- DIRECTIONS FOR THIS TASK:
Return every line below in which "mușchii" appears.

-------- SOURCE RECORDS

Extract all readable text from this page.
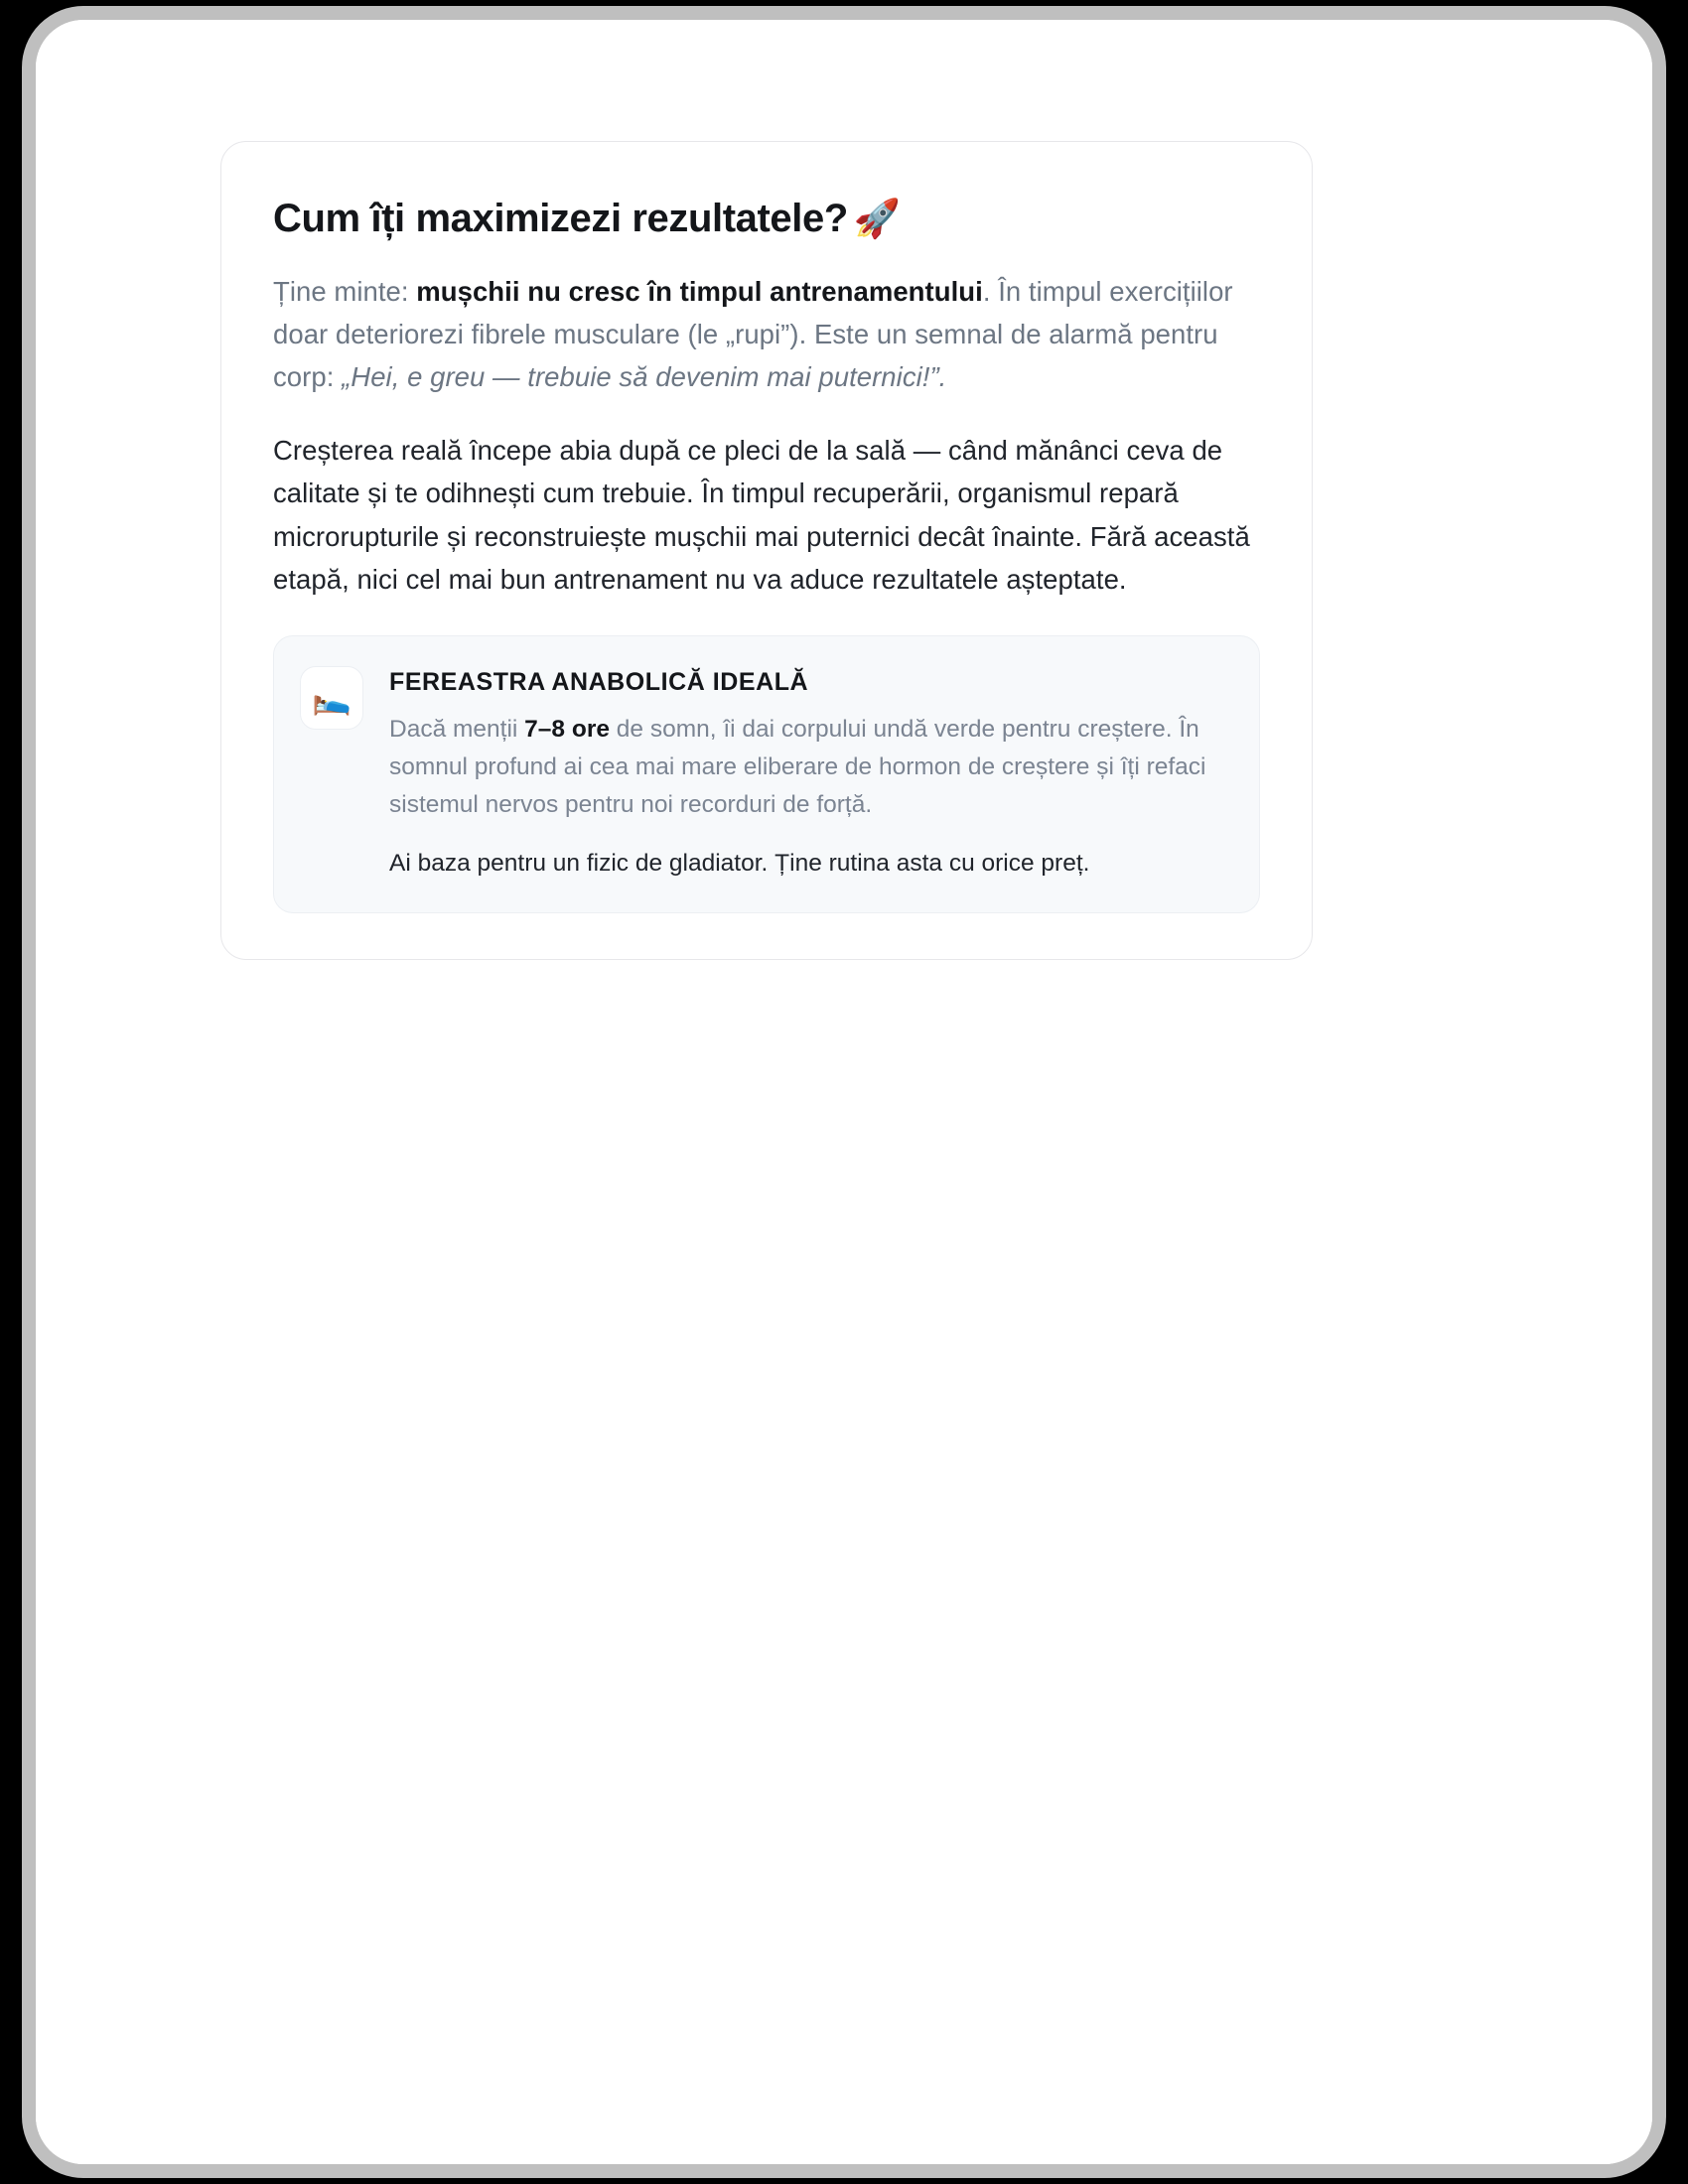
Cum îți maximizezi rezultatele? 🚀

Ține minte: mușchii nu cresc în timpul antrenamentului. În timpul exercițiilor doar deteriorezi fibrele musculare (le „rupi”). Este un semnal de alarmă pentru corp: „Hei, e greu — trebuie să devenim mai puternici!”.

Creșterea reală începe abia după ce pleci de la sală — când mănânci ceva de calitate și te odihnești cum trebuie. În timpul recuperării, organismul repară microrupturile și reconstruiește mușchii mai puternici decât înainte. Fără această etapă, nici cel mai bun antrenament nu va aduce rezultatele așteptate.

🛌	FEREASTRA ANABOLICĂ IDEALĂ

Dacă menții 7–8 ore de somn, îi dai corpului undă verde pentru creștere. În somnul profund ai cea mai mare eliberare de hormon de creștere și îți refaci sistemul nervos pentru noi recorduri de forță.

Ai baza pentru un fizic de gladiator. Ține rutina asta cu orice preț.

----------------

- EXERCISE RESPONSE:
Ține minte: mușchii nu cresc în timpul antrenamentului. În timpul exercițiilor doar deteriorezi fibrele musculare (le „rupi”). Este un semnal de alarmă pentru corp: „Hei, e greu — trebuie să devenim mai puternici!”.
Creșterea reală începe abia după ce pleci de la sală — când mănânci ceva de calitate și te odihnești cum trebuie. În timpul recuperării, organismul repară microrupturile și reconstruiește mușchii mai puternici decât înainte. Fără această etapă, nici cel mai bun antrenament nu va aduce rezultatele așteptate.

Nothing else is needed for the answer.